**RECORDS FOR THE EXERCISE:**
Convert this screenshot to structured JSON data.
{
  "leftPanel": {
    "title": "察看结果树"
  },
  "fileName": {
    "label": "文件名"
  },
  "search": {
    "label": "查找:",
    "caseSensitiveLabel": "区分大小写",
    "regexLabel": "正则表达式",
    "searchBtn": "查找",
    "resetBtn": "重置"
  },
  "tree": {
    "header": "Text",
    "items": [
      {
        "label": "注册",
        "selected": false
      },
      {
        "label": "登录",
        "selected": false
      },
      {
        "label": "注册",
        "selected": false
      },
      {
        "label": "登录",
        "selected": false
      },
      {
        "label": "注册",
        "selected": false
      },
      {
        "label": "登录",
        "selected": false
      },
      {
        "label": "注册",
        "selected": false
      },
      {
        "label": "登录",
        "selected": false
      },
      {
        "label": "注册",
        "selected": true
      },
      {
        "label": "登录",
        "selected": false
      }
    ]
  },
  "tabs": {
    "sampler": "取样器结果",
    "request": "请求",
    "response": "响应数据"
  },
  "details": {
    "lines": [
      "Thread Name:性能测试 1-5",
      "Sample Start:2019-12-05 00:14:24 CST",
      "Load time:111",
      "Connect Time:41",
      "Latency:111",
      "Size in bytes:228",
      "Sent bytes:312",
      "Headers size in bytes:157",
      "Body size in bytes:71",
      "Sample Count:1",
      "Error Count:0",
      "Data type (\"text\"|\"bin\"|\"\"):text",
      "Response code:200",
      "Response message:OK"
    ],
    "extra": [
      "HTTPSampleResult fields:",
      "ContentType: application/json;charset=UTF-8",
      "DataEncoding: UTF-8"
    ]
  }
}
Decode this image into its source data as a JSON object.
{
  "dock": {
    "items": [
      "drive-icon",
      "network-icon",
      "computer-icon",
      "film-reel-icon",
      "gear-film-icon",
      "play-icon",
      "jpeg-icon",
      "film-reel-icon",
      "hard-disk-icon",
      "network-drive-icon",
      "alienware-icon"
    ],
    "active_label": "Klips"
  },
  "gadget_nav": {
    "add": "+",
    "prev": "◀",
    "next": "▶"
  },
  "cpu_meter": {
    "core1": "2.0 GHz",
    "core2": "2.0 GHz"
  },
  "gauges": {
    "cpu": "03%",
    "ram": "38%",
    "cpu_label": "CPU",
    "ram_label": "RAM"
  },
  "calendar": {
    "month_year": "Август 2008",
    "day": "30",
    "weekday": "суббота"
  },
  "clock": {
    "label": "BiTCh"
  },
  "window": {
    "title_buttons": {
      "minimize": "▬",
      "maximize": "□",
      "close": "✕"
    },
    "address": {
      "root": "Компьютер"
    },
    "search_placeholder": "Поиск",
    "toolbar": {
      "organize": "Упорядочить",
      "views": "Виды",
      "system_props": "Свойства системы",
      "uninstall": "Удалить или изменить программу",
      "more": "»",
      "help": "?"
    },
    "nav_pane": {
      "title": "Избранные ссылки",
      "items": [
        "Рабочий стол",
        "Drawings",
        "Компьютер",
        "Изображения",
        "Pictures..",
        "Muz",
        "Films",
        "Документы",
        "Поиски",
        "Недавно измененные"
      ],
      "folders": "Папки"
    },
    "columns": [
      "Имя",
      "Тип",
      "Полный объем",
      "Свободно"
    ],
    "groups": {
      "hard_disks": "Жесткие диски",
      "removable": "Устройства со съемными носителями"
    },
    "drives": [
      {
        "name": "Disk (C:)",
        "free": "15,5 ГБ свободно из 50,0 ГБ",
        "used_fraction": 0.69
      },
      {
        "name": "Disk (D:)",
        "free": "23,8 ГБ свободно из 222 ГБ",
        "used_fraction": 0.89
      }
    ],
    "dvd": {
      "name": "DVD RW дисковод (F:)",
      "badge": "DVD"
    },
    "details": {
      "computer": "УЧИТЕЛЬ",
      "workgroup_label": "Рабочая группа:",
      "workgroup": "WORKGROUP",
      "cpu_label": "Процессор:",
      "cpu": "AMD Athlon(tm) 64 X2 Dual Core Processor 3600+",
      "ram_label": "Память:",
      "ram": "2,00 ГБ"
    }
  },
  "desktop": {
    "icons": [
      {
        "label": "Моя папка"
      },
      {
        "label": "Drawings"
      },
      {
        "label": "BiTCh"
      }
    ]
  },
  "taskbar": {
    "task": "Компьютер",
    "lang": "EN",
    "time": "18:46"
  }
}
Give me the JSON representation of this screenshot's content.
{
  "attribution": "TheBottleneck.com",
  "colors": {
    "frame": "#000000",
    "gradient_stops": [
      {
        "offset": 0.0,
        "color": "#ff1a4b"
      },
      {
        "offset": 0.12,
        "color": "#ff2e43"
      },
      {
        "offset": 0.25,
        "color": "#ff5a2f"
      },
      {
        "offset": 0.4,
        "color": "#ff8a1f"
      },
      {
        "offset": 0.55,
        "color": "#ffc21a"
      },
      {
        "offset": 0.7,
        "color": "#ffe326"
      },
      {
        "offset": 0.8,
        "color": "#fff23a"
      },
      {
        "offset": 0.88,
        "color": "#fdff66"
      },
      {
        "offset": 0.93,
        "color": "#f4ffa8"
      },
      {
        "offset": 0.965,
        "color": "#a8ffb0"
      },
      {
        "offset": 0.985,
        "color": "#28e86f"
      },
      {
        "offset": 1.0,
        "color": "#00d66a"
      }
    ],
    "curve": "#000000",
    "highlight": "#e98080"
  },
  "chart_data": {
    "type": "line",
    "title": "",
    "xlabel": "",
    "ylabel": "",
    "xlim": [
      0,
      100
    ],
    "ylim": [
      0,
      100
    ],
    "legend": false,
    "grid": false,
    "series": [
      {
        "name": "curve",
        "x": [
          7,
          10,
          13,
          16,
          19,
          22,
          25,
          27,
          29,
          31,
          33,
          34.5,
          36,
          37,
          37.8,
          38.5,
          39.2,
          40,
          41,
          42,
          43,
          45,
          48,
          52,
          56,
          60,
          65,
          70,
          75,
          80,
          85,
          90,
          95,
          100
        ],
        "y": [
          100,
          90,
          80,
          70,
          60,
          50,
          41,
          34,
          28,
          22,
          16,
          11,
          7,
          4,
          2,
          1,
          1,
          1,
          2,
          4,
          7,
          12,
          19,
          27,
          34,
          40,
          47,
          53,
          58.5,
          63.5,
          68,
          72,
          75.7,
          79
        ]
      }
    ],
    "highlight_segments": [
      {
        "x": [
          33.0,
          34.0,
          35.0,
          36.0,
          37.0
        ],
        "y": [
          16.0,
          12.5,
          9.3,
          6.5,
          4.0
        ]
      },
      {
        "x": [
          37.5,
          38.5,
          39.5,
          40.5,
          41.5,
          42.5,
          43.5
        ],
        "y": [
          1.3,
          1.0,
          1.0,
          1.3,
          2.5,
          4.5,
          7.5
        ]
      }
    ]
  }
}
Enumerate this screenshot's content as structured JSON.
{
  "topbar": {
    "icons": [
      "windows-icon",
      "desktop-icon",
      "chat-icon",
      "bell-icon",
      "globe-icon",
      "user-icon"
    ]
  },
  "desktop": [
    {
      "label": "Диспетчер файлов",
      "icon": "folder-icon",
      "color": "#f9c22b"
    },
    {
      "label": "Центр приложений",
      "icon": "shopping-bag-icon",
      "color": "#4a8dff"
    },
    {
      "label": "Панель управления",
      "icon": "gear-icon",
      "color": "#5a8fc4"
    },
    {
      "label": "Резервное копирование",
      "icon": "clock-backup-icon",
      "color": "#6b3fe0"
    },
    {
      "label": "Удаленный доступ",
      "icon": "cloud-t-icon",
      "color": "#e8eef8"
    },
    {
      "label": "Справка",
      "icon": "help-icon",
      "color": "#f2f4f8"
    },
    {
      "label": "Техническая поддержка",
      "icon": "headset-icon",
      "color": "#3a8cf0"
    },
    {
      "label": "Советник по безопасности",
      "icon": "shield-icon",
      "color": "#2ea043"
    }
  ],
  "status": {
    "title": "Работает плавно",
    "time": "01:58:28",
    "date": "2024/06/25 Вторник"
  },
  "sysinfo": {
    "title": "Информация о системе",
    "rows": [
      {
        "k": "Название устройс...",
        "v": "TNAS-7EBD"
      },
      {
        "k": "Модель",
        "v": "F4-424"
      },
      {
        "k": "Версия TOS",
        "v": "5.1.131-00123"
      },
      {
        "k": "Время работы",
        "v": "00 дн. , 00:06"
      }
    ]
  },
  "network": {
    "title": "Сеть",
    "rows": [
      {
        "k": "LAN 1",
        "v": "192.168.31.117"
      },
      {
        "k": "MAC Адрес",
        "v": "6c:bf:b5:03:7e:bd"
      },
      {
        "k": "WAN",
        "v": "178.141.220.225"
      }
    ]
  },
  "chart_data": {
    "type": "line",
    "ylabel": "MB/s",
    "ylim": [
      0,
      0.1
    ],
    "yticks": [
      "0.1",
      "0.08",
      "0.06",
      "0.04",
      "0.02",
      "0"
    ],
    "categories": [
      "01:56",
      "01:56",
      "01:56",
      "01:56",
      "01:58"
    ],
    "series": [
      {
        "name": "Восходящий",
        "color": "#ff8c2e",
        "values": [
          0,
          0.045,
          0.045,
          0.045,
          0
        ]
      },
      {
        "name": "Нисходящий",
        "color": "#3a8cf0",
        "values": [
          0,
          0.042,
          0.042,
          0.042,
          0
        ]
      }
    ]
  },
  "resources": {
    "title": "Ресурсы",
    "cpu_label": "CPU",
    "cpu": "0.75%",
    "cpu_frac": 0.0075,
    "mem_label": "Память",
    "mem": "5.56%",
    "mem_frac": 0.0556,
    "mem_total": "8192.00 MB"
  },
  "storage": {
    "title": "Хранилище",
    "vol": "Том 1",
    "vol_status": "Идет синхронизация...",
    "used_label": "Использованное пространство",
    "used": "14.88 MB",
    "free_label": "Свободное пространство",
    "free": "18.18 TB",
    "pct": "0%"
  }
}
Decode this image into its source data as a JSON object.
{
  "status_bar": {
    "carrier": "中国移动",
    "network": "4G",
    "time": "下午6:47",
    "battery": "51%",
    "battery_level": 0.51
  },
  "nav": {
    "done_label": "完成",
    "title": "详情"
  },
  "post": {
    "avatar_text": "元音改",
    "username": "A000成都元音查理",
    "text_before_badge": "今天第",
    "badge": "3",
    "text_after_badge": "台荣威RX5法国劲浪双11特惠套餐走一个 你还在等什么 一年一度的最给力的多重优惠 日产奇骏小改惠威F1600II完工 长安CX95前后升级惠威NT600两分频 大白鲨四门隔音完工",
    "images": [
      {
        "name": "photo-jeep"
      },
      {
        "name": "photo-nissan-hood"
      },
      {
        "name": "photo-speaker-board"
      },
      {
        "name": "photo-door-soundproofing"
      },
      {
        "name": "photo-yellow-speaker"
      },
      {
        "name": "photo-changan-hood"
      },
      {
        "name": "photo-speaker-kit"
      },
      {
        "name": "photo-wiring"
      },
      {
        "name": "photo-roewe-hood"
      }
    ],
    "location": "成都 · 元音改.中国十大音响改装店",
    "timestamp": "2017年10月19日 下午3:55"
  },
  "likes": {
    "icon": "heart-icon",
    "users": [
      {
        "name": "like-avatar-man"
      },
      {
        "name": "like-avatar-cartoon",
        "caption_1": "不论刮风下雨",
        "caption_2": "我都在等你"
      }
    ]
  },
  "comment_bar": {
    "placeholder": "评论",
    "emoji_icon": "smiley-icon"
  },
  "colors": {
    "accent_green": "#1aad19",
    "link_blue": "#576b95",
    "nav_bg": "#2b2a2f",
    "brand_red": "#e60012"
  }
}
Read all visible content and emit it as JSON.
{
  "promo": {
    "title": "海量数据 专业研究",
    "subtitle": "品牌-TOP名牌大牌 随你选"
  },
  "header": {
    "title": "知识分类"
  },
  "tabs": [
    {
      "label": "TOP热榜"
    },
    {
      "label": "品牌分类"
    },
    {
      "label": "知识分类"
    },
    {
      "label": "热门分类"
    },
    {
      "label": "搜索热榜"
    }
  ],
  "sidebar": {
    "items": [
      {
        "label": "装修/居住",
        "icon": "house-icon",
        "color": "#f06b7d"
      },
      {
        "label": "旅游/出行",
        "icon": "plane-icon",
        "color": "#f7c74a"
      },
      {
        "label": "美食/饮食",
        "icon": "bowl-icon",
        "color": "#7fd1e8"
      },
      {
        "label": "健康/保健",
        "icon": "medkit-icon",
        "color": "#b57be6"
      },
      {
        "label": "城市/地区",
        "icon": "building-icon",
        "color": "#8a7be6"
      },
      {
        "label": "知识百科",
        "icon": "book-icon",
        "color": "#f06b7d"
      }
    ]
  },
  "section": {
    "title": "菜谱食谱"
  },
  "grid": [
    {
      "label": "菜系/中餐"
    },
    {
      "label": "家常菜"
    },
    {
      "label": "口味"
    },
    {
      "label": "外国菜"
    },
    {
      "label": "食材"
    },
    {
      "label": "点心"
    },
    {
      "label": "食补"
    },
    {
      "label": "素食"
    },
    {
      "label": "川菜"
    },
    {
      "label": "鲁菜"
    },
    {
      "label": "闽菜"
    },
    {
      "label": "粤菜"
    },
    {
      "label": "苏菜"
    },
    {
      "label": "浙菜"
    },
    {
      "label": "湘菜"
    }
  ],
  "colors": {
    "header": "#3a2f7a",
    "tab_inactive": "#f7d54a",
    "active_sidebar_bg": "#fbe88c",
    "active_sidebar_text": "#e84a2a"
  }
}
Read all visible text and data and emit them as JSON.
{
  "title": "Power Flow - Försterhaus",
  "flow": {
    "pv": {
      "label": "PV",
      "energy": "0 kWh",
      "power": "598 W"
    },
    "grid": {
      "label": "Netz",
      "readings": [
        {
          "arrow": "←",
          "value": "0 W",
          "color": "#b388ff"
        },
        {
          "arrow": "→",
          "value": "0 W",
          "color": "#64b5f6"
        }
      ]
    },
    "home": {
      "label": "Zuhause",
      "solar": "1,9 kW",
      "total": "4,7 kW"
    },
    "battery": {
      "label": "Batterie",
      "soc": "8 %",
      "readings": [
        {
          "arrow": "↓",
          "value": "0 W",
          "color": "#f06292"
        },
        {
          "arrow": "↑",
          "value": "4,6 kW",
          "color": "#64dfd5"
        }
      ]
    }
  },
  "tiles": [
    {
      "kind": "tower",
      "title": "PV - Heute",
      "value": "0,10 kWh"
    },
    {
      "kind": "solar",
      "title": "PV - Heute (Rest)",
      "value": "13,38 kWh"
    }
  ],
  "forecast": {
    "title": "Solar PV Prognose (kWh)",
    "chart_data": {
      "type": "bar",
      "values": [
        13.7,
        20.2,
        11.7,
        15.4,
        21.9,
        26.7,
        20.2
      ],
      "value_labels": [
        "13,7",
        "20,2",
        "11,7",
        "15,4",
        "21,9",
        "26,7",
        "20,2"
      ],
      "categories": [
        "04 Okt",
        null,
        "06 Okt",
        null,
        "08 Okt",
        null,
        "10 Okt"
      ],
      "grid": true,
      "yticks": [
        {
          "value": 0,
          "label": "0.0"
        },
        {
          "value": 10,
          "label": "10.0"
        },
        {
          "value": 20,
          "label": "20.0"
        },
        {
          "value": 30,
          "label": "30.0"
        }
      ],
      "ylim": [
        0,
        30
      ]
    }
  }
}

**EXERCISE GOAL:** Copy all lines from the data that hold the word "structured".

**RESPONSE BELOW:**
Convert this screenshot to structured JSON data.
Enumerate this screenshot's content as structured JSON.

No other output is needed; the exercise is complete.